Task goal: Records follow. Pull out every line that contains "Gland".

___ Supplied information

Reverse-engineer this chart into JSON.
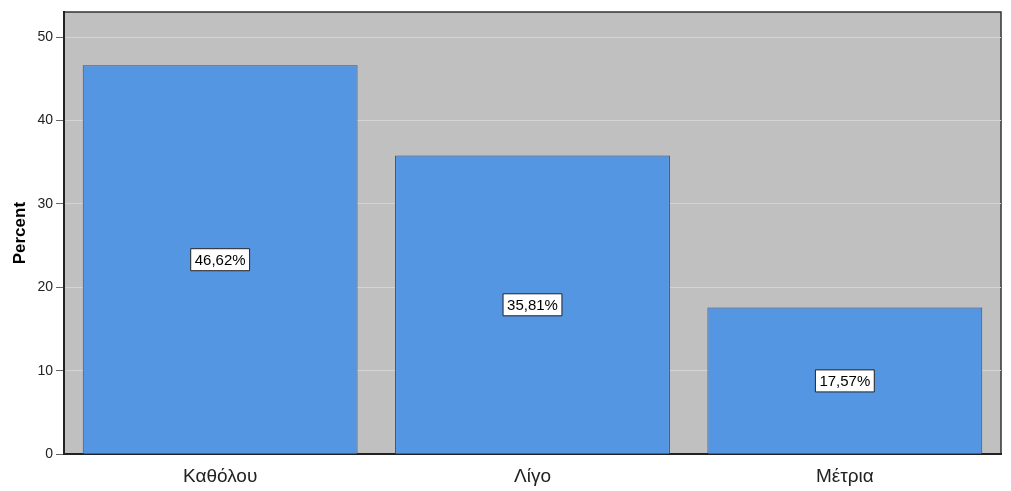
{
  "chart_data": {
    "type": "bar",
    "ylabel": "Percent",
    "categories": [
      "Καθόλου",
      "Λίγο",
      "Μέτρια"
    ],
    "values": [
      46.62,
      35.81,
      17.57
    ],
    "value_labels": [
      "46,62%",
      "35,81%",
      "17,57%"
    ],
    "color": "#5596e3",
    "ylim": [
      0,
      53
    ],
    "yticks": [
      0,
      10,
      20,
      30,
      40,
      50
    ],
    "grid": "y",
    "legend": false
  }
}
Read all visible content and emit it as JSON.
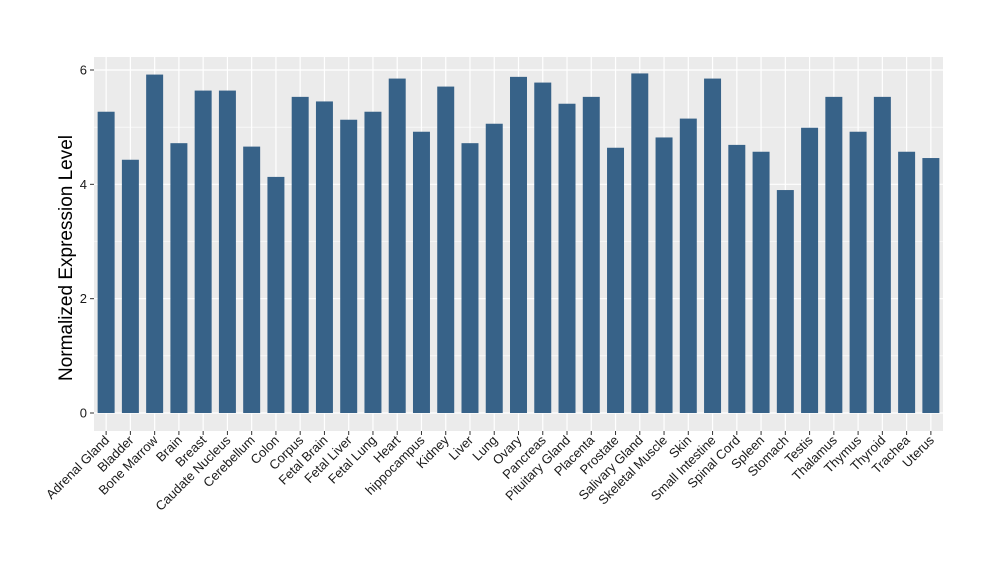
{
  "chart_data": {
    "type": "bar",
    "title": "",
    "xlabel": "",
    "ylabel": "Normalized Expression Level",
    "ylim": [
      -0.25,
      6.2
    ],
    "yticks": [
      0,
      2,
      4,
      6
    ],
    "grid": true,
    "legend": "none",
    "colors": {
      "bar": "#376288",
      "panel": "#ebebeb",
      "grid_major": "#ffffff",
      "tick": "#333333"
    },
    "categories": [
      "Adrenal Gland",
      "Bladder",
      "Bone Marrow",
      "Brain",
      "Breast",
      "Caudate Nucleus",
      "Cerebellum",
      "Colon",
      "Corpus",
      "Fetal Brain",
      "Fetal Liver",
      "Fetal Lung",
      "Heart",
      "hippocampus",
      "Kidney",
      "Liver",
      "Lung",
      "Ovary",
      "Pancreas",
      "Pituitary Gland",
      "Placenta",
      "Prostate",
      "Salivary Gland",
      "Skeletal Muscle",
      "Skin",
      "Small Intestine",
      "Spinal Cord",
      "Spleen",
      "Stomach",
      "Testis",
      "Thalamus",
      "Thymus",
      "Thyroid",
      "Trachea",
      "Uterus"
    ],
    "values": [
      5.27,
      4.43,
      5.92,
      4.72,
      5.64,
      5.64,
      4.66,
      4.13,
      5.53,
      5.45,
      5.13,
      5.27,
      5.85,
      4.92,
      5.71,
      4.72,
      5.06,
      5.88,
      5.78,
      5.41,
      5.53,
      4.64,
      5.94,
      4.82,
      5.15,
      5.85,
      4.69,
      4.57,
      3.9,
      4.99,
      5.53,
      4.92,
      5.53,
      4.57,
      4.46
    ]
  }
}
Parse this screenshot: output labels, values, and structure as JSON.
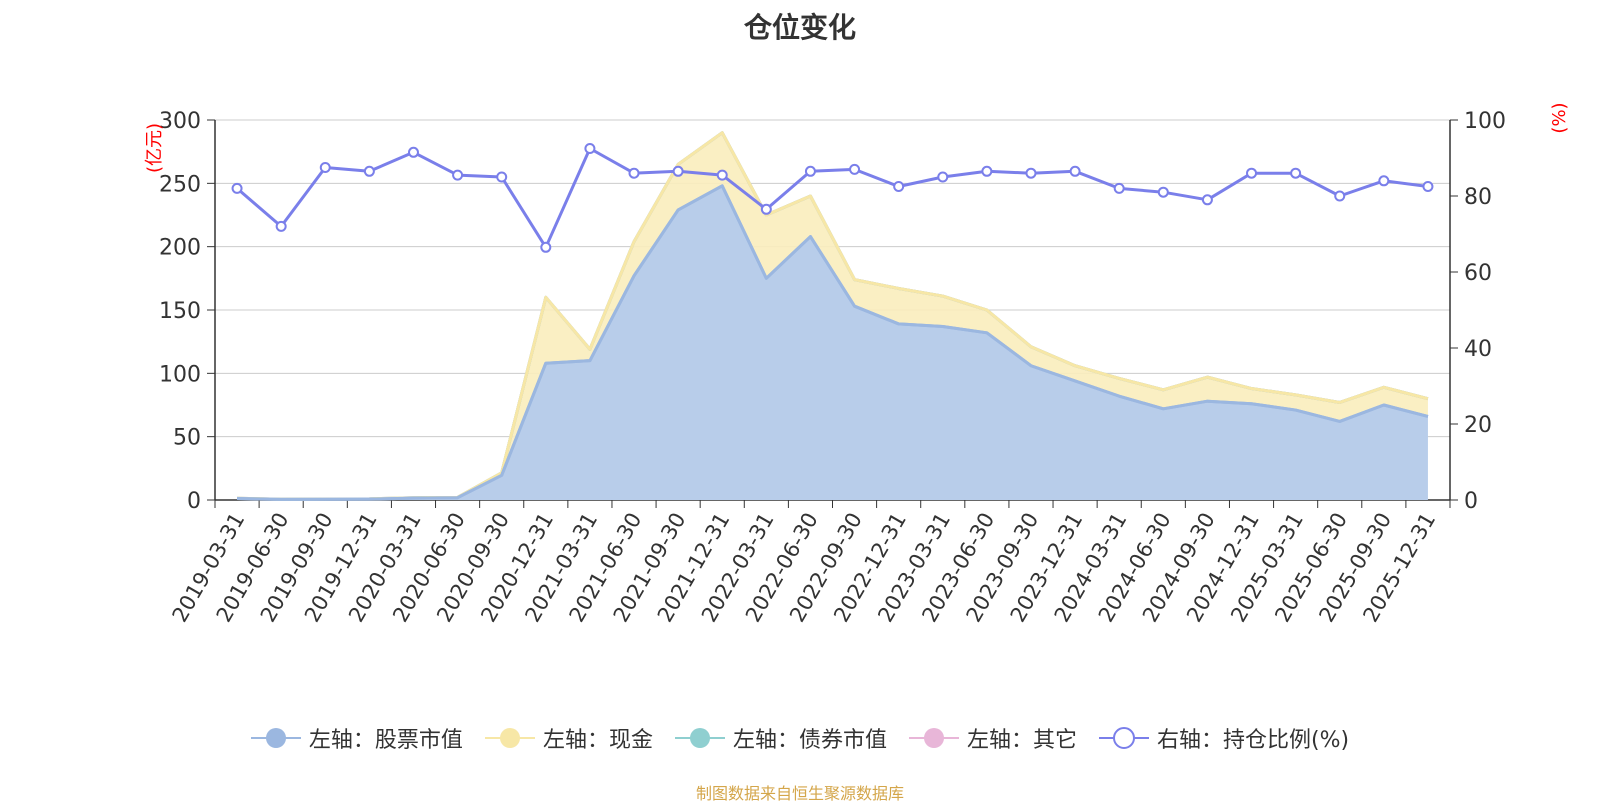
{
  "chart_data": {
    "type": "area",
    "title": "仓位变化",
    "categories": [
      "2019-03-31",
      "2019-06-30",
      "2019-09-30",
      "2019-12-31",
      "2020-03-31",
      "2020-06-30",
      "2020-09-30",
      "2020-12-31",
      "2021-03-31",
      "2021-06-30",
      "2021-09-30",
      "2021-12-31",
      "2022-03-31",
      "2022-06-30",
      "2022-09-30",
      "2022-12-31",
      "2023-03-31",
      "2023-06-30",
      "2023-09-30",
      "2023-12-31",
      "2024-03-31",
      "2024-06-30",
      "2024-09-30",
      "2024-12-31",
      "2025-03-31",
      "2025-06-30",
      "2025-09-30",
      "2025-12-31"
    ],
    "left_axis": {
      "unit": "(亿元)",
      "ylim": [
        0,
        300
      ],
      "ticks": [
        0,
        50,
        100,
        150,
        200,
        250,
        300
      ]
    },
    "right_axis": {
      "unit": "(%)",
      "ylim": [
        0,
        100
      ],
      "ticks": [
        0,
        20,
        40,
        60,
        80,
        100
      ]
    },
    "stack_order": [
      "stock",
      "cash",
      "bond",
      "other"
    ],
    "series": [
      {
        "id": "stock",
        "name": "左轴：股票市值",
        "axis": "left",
        "color": "#9bb7e0",
        "fill": "#b8cdea",
        "values": [
          1.2,
          0.5,
          0.6,
          0.7,
          1.5,
          1.8,
          19.5,
          108,
          110,
          177,
          229,
          248,
          175,
          208,
          153,
          139,
          137,
          132,
          106,
          94,
          82,
          72,
          78,
          76,
          71,
          62,
          75,
          66
        ]
      },
      {
        "id": "cash",
        "name": "左轴：现金",
        "axis": "left",
        "color": "#f7e7a6",
        "fill": "#faedbd",
        "values": [
          0.2,
          0.1,
          0.2,
          0.2,
          0.3,
          0.3,
          2,
          52,
          9,
          27,
          36,
          42,
          50,
          32,
          21,
          28,
          24,
          18,
          15,
          12,
          14,
          15,
          19,
          12,
          12,
          15,
          14,
          14
        ]
      },
      {
        "id": "bond",
        "name": "左轴：债券市值",
        "axis": "left",
        "color": "#8fcfd0",
        "fill": "#8fcfd0",
        "values": [
          0,
          0,
          0,
          0,
          0,
          0,
          0,
          0,
          0,
          0,
          0,
          0,
          0,
          0,
          0,
          0,
          0,
          0,
          0,
          0,
          0,
          0,
          0,
          0,
          0,
          0,
          0,
          0
        ]
      },
      {
        "id": "other",
        "name": "左轴：其它",
        "axis": "left",
        "color": "#e8b6d8",
        "fill": "#e8b6d8",
        "values": [
          0,
          0,
          0,
          0,
          0,
          0,
          0,
          0,
          0,
          0,
          0,
          0,
          0,
          0,
          0,
          0,
          0,
          0,
          0,
          0,
          0,
          0,
          0,
          0,
          0,
          0,
          0,
          0
        ]
      },
      {
        "id": "ratio",
        "name": "右轴：持仓比例(%)",
        "axis": "right",
        "type": "line",
        "color": "#7a7fea",
        "values": [
          82,
          72,
          87.5,
          86.5,
          91.5,
          85.5,
          85,
          66.5,
          92.5,
          86,
          86.5,
          85.5,
          76.5,
          86.5,
          87,
          82.5,
          85,
          86.5,
          86,
          86.5,
          82,
          81,
          79,
          86,
          86,
          80,
          84,
          82.5
        ]
      }
    ]
  },
  "source_note": "制图数据来自恒生聚源数据库",
  "colors": {
    "grid": "#cccccc",
    "axis": "#333333",
    "unit": "#ff0000"
  }
}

______

Task response:
      "Adrenal Gland",
      "Pituitary Gland",
      "Salivary Gland",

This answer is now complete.